**WRITTEN EXERCISE:**
Each line of the material below that holds the word "xlabel" needs to be copied.
::: MATERIAL PROVIDED
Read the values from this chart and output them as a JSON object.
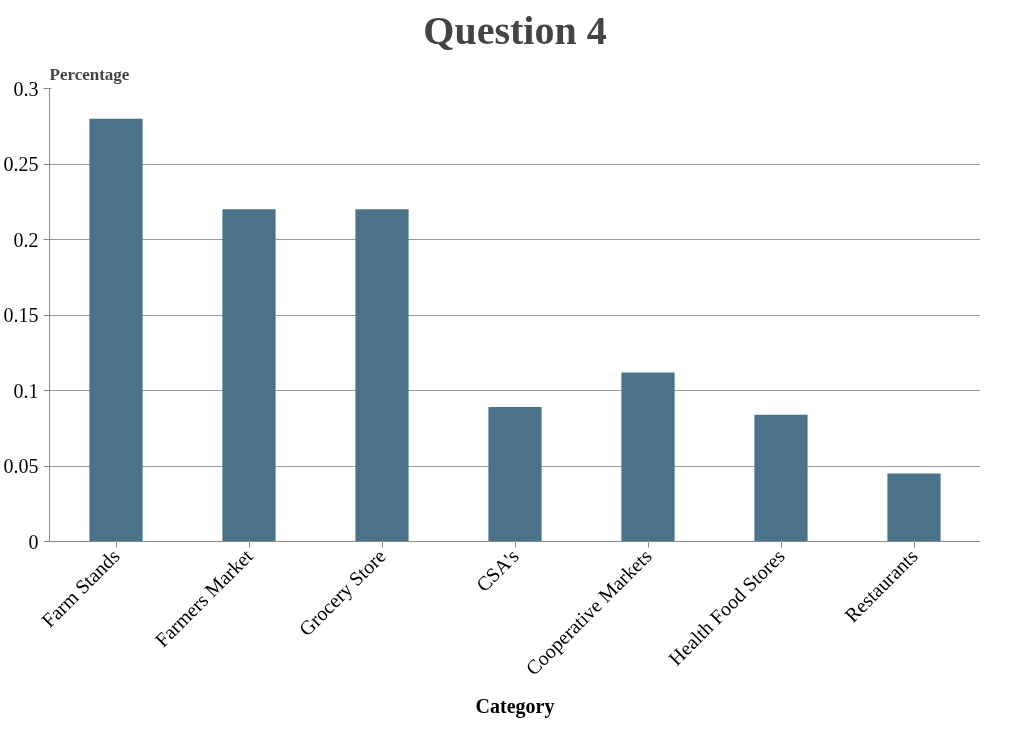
{
  "chart_data": {
    "type": "bar",
    "title": "Question 4",
    "xlabel": "Category",
    "ylabel": "Percentage",
    "categories": [
      "Farm Stands",
      "Farmers Market",
      "Grocery Store",
      "CSA's",
      "Cooperative Markets",
      "Health Food Stores",
      "Restaurants"
    ],
    "values": [
      0.28,
      0.22,
      0.22,
      0.089,
      0.112,
      0.084,
      0.045
    ],
    "color": "#4a7288",
    "ylim": [
      0,
      0.3
    ],
    "yticks": [
      0,
      0.05,
      0.1,
      0.15,
      0.2,
      0.25,
      0.3
    ],
    "grid": "y"
  }
}
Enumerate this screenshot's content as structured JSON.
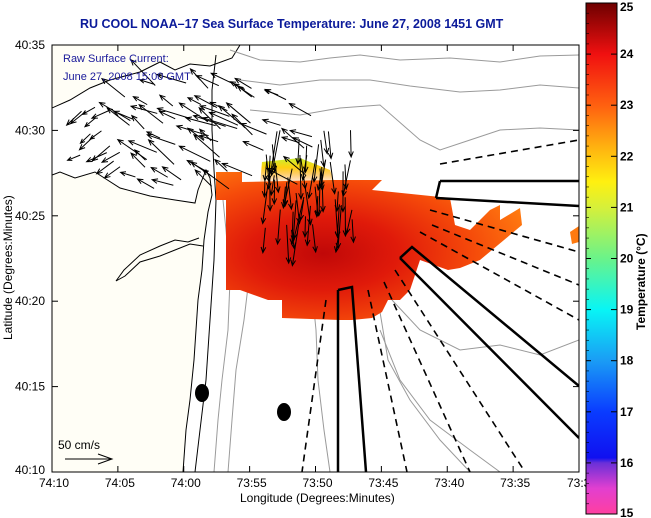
{
  "title": "RU COOL  NOAA–17  Sea Surface Temperature:  June 27, 2008 1451 GMT",
  "annotation": {
    "line1": "Raw Surface Current:",
    "line2": "June 27, 2008 15:00 GMT"
  },
  "scale_arrow_label": "50 cm/s",
  "colors": {
    "title": "#0b1a9a",
    "land": "#fffef6",
    "ocean": "#ffffff",
    "contour": "#9a9a9a"
  },
  "chart_data": {
    "type": "heatmap",
    "title": "RU COOL  NOAA–17  Sea Surface Temperature:  June 27, 2008 1451 GMT",
    "xlabel": "Longitude (Degrees:Minutes)",
    "ylabel": "Latitude (Degrees:Minutes)",
    "x_ticks": [
      "74:10",
      "74:05",
      "74:00",
      "73:55",
      "73:50",
      "73:45",
      "73:40",
      "73:35",
      "73:3"
    ],
    "y_ticks": [
      "40:10",
      "40:15",
      "40:20",
      "40:25",
      "40:30",
      "40:35"
    ],
    "xlim_minutes_west": [
      70,
      30
    ],
    "ylim_minutes_north": [
      10,
      35
    ],
    "colorbar": {
      "label": "Temperature (°C)",
      "range": [
        15,
        25
      ],
      "ticks": [
        "15",
        "16",
        "17",
        "18",
        "19",
        "20",
        "21",
        "22",
        "23",
        "24",
        "25"
      ]
    },
    "sst_summary": {
      "dominant_range_c": [
        22.5,
        24.5
      ],
      "warm_core_c": 24.5,
      "cool_north_edge_c": 21
    }
  }
}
::::::
**TASK ANSWER:**
    "xlabel": "Category",
    "xlabel": "Longitude (Degrees:Minutes)",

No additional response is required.